### SOURCE MATERIAL
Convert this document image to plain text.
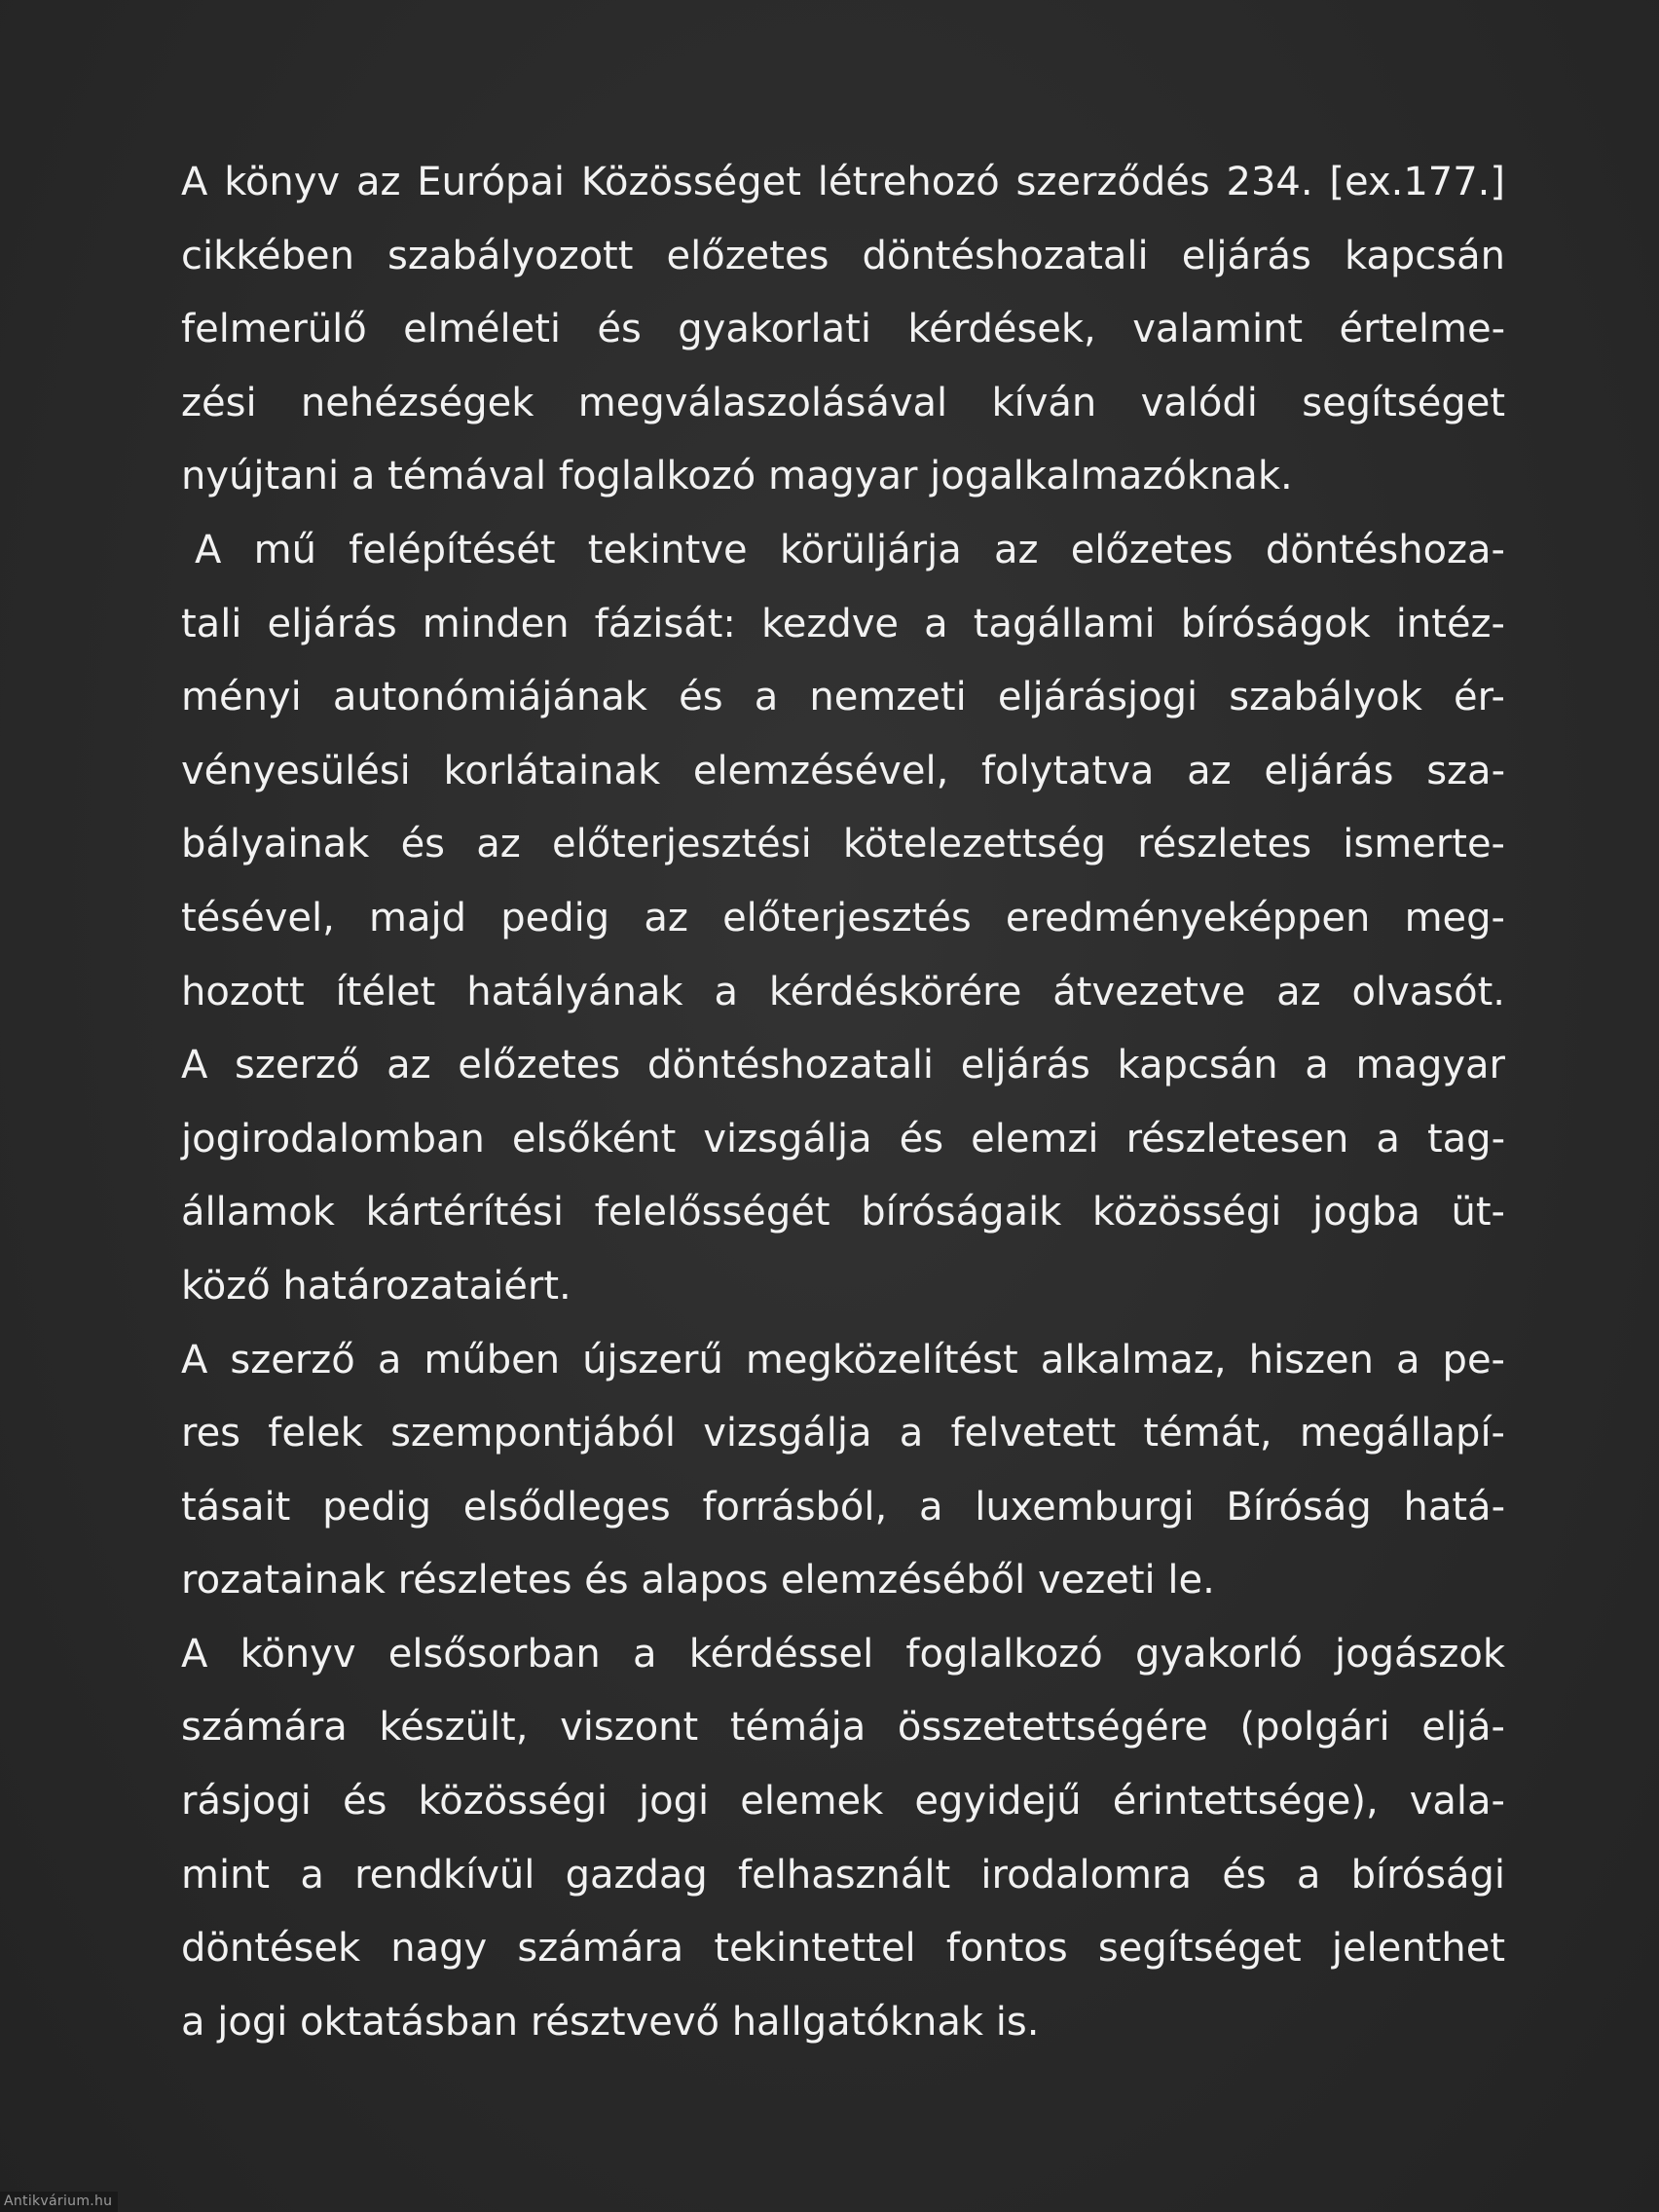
A könyv az Európai Közösséget létrehozó szerződés 234. [ex.177.]
cikkében szabályozott előzetes döntéshozatali eljárás kapcsán
felmerülő elméleti és gyakorlati kérdések, valamint értelme-
zési nehézségek megválaszolásával kíván valódi segítséget
nyújtani a témával foglalkozó magyar jogalkalmazóknak.
A mű felépítését tekintve körüljárja az előzetes döntéshoza-
tali eljárás minden fázisát: kezdve a tagállami bíróságok intéz-
ményi autonómiájának és a nemzeti eljárásjogi szabályok ér-
vényesülési korlátainak elemzésével, folytatva az eljárás sza-
bályainak és az előterjesztési kötelezettség részletes ismerte-
tésével, majd pedig az előterjesztés eredményeképpen meg-
hozott ítélet hatályának a kérdéskörére átvezetve az olvasót.
A szerző az előzetes döntéshozatali eljárás kapcsán a magyar
jogirodalomban elsőként vizsgálja és elemzi részletesen a tag-
államok kártérítési felelősségét bíróságaik közösségi jogba üt-
köző határozataiért.
A szerző a műben újszerű megközelítést alkalmaz, hiszen a pe-
res felek szempontjából vizsgálja a felvetett témát, megállapí-
tásait pedig elsődleges forrásból, a luxemburgi Bíróság hatá-
rozatainak részletes és alapos elemzéséből vezeti le.
A könyv elsősorban a kérdéssel foglalkozó gyakorló jogászok
számára készült, viszont témája összetettségére (polgári eljá-
rásjogi és közösségi jogi elemek egyidejű érintettsége), vala-
mint a rendkívül gazdag felhasznált irodalomra és a bírósági
döntések nagy számára tekintettel fontos segítséget jelenthet
a jogi oktatásban résztvevő hallgatóknak is.
Antikvárium.hu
######
§ TASK INSTRUCTIONS
Pictures are not part of the copy; reproduce everything else in the records exactly.

§ SOLUTION
Convert this document image to plain text.
A könyv az Európai Közösséget létrehozó szerződés 234. [ex.177.]
cikkében szabályozott előzetes döntéshozatali eljárás kapcsán
felmerülő elméleti és gyakorlati kérdések, valamint értelme-
zési nehézségek megválaszolásával kíván valódi segítséget
nyújtani a témával foglalkozó magyar jogalkalmazóknak.
A mű felépítését tekintve körüljárja az előzetes döntéshoza-
tali eljárás minden fázisát: kezdve a tagállami bíróságok intéz-
ményi autonómiájának és a nemzeti eljárásjogi szabályok ér-
vényesülési korlátainak elemzésével, folytatva az eljárás sza-
bályainak és az előterjesztési kötelezettség részletes ismerte-
tésével, majd pedig az előterjesztés eredményeképpen meg-
hozott ítélet hatályának a kérdéskörére átvezetve az olvasót.
A szerző az előzetes döntéshozatali eljárás kapcsán a magyar
jogirodalomban elsőként vizsgálja és elemzi részletesen a tag-
államok kártérítési felelősségét bíróságaik közösségi jogba üt-
köző határozataiért.
A szerző a műben újszerű megközelítést alkalmaz, hiszen a pe-
res felek szempontjából vizsgálja a felvetett témát, megállapí-
tásait pedig elsődleges forrásból, a luxemburgi Bíróság hatá-
rozatainak részletes és alapos elemzéséből vezeti le.
A könyv elsősorban a kérdéssel foglalkozó gyakorló jogászok
számára készült, viszont témája összetettségére (polgári eljá-
rásjogi és közösségi jogi elemek egyidejű érintettsége), vala-
mint a rendkívül gazdag felhasznált irodalomra és a bírósági
döntések nagy számára tekintettel fontos segítséget jelenthet
a jogi oktatásban résztvevő hallgatóknak is.
Antikvárium.hu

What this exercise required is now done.